··· SUPPLIED DATA

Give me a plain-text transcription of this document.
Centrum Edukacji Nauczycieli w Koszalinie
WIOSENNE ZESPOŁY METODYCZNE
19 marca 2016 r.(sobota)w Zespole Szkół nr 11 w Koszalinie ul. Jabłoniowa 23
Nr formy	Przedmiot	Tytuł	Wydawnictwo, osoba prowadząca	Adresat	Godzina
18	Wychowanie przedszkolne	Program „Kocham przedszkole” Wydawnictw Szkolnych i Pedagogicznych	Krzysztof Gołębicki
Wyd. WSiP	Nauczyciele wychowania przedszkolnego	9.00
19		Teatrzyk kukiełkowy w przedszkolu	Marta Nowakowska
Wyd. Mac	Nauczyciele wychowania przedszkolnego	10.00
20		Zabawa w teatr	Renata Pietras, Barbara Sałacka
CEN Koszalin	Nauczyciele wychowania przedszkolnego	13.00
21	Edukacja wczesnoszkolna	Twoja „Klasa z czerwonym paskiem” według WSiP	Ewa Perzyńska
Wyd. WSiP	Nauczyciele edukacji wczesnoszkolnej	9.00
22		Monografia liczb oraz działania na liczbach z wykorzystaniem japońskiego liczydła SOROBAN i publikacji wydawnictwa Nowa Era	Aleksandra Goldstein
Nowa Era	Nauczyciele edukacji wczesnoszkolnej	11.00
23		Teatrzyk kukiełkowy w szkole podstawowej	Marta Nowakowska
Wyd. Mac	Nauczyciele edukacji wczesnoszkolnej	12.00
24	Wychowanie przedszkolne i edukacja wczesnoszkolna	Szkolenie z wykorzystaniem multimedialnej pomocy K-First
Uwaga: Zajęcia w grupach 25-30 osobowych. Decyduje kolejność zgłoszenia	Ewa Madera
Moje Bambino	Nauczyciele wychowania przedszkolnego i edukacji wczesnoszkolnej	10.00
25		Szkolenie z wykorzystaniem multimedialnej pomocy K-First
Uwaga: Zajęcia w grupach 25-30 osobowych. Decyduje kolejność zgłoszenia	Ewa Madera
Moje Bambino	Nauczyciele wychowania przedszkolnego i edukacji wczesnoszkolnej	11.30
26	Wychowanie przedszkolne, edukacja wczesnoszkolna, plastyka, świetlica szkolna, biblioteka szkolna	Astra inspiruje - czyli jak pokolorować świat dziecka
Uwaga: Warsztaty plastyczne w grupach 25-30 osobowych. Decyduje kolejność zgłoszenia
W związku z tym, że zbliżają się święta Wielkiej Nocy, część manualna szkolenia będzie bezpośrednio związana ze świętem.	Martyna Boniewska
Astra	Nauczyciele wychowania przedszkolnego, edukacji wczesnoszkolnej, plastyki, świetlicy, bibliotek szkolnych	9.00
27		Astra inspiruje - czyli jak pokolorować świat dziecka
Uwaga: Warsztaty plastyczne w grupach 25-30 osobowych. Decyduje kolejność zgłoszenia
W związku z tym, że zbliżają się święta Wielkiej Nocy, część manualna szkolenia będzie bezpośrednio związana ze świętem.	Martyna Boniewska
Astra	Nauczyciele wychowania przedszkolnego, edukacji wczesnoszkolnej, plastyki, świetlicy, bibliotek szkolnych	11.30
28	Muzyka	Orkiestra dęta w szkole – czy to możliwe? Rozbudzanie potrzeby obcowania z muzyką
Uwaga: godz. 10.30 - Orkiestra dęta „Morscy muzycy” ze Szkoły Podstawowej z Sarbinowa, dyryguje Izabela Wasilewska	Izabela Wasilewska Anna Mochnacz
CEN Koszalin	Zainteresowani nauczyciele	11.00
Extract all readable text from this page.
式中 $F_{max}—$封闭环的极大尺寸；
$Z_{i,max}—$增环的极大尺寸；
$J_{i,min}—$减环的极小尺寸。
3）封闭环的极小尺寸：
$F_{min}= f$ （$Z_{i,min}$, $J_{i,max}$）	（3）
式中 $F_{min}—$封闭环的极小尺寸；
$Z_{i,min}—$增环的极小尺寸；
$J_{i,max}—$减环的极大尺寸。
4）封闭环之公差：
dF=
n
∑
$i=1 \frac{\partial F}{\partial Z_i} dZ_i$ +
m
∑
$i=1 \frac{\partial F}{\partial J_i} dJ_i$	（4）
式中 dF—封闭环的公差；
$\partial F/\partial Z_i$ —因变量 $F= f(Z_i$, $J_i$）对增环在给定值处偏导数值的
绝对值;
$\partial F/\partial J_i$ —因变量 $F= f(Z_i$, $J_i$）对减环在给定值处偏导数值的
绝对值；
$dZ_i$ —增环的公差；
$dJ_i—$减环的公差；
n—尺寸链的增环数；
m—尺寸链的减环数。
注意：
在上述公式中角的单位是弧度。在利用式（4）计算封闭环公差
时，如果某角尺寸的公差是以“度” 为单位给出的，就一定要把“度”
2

······
··· SUPPLIED DATA

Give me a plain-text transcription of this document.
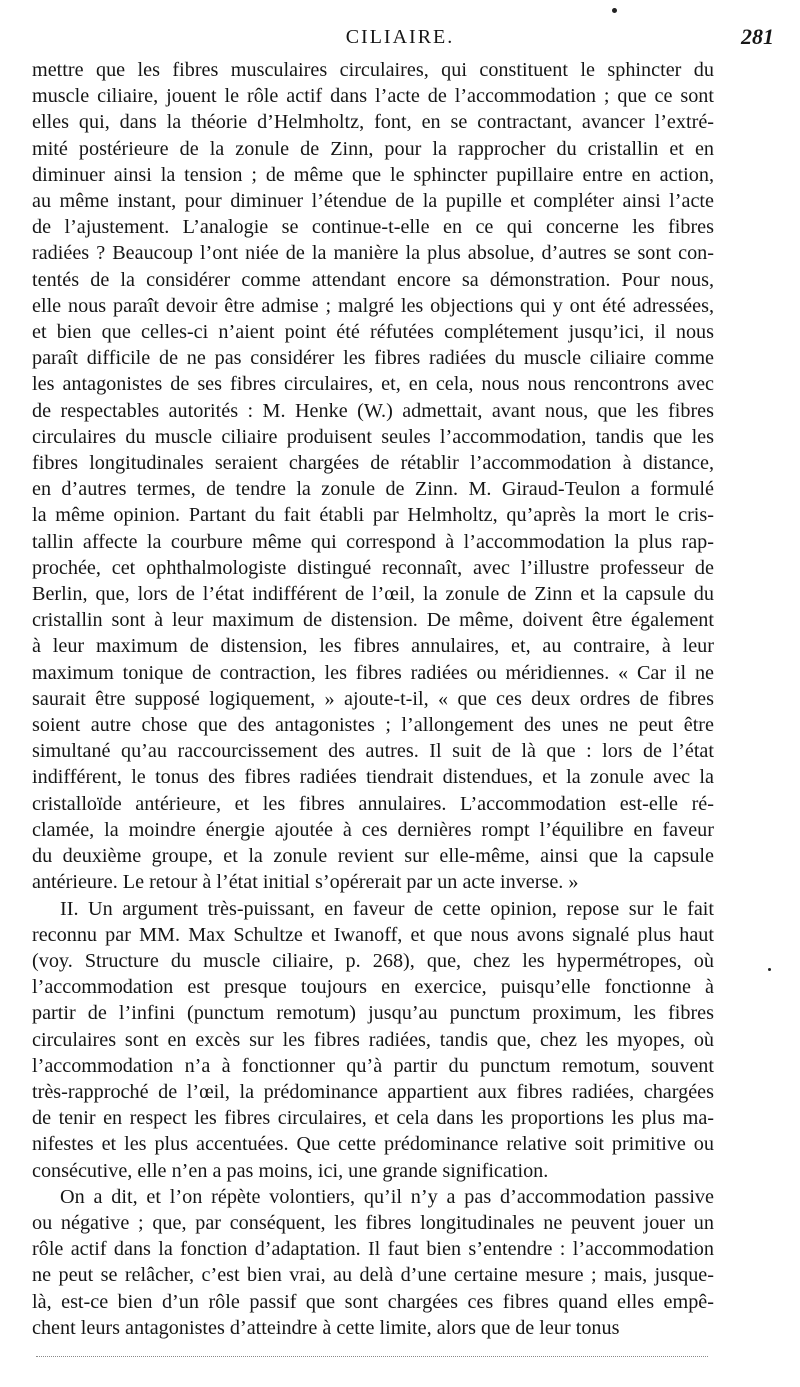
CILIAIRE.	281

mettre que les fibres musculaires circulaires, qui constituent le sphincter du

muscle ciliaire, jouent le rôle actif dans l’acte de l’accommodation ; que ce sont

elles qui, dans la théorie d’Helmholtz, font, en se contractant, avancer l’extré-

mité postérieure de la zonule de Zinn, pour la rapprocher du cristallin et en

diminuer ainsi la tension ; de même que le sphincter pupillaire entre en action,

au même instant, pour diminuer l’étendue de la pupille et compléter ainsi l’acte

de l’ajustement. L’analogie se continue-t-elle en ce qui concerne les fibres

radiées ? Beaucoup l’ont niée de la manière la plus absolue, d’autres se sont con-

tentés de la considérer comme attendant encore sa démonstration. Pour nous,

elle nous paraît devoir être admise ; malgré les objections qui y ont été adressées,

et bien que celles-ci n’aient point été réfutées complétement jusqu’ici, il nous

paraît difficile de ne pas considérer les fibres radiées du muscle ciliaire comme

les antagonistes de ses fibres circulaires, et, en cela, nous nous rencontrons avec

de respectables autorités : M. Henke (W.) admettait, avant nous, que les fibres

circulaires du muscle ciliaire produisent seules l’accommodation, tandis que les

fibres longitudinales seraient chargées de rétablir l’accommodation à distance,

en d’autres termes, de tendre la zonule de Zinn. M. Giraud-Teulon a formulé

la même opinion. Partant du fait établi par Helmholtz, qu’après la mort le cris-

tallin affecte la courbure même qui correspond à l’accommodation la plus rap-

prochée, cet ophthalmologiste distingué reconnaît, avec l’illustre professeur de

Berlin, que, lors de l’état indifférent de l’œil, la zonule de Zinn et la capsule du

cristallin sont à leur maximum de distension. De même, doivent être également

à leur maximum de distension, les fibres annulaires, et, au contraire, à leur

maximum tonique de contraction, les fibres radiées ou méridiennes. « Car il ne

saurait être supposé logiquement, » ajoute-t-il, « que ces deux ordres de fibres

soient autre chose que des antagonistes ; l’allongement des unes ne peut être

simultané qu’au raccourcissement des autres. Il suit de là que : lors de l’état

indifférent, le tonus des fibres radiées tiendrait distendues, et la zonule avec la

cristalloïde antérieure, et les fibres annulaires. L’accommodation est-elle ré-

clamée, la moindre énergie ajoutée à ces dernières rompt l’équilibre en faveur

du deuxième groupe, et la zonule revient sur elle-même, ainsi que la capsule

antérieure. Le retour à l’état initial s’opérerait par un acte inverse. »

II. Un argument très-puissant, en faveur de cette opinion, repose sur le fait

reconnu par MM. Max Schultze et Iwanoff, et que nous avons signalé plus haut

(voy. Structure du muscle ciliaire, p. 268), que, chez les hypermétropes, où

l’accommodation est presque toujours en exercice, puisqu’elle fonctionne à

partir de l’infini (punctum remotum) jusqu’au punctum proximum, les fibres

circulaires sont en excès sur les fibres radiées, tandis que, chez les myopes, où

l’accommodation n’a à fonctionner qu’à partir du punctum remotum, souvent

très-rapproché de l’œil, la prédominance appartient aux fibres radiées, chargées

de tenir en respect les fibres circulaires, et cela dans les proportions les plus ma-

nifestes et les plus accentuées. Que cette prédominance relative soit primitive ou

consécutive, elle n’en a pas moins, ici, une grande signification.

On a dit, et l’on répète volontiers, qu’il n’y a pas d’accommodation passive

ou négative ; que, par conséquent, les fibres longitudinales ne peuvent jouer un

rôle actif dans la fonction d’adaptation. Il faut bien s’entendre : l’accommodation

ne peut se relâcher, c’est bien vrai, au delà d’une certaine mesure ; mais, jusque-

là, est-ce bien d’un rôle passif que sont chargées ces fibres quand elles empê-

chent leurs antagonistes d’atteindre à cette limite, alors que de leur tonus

······

Gather each line from the listing above that holds "Szkolenie".

-- SOLUTION TO THE EXERCISE --
24	Wychowanie przedszkolne i edukacja wczesnoszkolna	Szkolenie z wykorzystaniem multimedialnej pomocy K-First
25		Szkolenie z wykorzystaniem multimedialnej pomocy K-First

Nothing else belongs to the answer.